List all lines in the material below that contain "集中损伤力学".
-- START OF Task data --
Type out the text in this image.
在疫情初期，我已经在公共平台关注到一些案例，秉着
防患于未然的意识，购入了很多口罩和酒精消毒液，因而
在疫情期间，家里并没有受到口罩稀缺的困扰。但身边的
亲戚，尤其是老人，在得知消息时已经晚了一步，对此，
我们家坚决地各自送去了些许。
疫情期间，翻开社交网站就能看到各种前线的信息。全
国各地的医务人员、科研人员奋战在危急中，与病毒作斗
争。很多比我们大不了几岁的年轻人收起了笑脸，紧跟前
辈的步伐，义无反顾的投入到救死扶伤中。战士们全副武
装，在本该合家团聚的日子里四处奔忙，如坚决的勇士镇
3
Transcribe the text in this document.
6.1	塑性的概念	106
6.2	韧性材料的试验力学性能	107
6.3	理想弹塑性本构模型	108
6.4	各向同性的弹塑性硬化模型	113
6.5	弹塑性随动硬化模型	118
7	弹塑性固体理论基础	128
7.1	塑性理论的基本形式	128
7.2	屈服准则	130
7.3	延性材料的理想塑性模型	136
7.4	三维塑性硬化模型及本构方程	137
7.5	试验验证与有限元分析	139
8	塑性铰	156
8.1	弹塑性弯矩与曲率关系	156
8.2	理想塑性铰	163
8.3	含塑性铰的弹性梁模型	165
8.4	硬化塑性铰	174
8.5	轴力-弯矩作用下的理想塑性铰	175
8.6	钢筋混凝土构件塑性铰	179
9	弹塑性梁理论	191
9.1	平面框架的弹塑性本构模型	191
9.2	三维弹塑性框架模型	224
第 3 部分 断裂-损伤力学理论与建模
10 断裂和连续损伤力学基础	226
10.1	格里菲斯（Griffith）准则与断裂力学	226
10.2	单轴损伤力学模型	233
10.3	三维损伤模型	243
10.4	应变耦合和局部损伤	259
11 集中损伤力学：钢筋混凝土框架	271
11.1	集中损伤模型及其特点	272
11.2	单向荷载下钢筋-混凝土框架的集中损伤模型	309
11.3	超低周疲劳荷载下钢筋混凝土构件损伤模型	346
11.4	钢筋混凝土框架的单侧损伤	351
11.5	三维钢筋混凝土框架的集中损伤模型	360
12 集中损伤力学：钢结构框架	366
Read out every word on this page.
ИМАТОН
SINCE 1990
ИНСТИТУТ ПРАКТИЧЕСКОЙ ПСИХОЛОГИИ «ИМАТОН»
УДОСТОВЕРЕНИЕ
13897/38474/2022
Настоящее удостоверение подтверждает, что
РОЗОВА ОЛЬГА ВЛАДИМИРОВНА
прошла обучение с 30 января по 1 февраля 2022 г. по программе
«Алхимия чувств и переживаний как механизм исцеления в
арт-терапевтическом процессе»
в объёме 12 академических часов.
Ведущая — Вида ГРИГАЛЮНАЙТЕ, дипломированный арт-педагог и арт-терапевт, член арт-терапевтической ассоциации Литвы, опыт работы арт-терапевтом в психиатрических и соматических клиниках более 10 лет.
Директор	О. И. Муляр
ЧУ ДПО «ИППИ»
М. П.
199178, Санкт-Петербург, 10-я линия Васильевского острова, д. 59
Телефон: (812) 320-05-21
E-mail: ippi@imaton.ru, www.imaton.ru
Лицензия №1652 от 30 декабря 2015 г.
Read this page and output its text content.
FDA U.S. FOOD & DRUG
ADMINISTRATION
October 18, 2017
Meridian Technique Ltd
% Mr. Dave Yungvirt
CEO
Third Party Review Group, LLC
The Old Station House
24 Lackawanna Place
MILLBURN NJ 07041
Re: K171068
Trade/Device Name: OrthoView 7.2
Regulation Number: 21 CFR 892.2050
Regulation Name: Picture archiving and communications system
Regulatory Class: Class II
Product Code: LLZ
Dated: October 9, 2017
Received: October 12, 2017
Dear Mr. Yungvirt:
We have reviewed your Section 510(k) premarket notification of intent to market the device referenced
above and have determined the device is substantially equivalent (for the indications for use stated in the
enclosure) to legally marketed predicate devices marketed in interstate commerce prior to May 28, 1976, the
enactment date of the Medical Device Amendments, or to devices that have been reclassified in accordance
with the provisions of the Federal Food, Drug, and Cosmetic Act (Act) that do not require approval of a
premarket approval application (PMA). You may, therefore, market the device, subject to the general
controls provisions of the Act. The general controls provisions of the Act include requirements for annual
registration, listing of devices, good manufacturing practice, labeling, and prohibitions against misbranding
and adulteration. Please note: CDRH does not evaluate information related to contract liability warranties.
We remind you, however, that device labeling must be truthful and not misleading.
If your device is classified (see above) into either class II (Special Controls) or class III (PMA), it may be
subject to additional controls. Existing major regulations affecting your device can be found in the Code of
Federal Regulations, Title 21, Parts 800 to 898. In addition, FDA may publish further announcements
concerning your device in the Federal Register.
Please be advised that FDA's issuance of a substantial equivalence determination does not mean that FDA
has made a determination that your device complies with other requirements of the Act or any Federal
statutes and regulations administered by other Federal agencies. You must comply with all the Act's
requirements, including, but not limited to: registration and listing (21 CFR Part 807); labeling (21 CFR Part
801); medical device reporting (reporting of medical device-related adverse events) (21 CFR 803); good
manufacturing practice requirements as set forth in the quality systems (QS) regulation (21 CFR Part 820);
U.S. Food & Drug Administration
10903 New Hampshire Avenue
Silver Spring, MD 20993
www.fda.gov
-- END OF Task data --
▸ **Full response**:
11 集中损伤力学：钢筋混凝土框架	271
12 集中损伤力学：钢结构框架	366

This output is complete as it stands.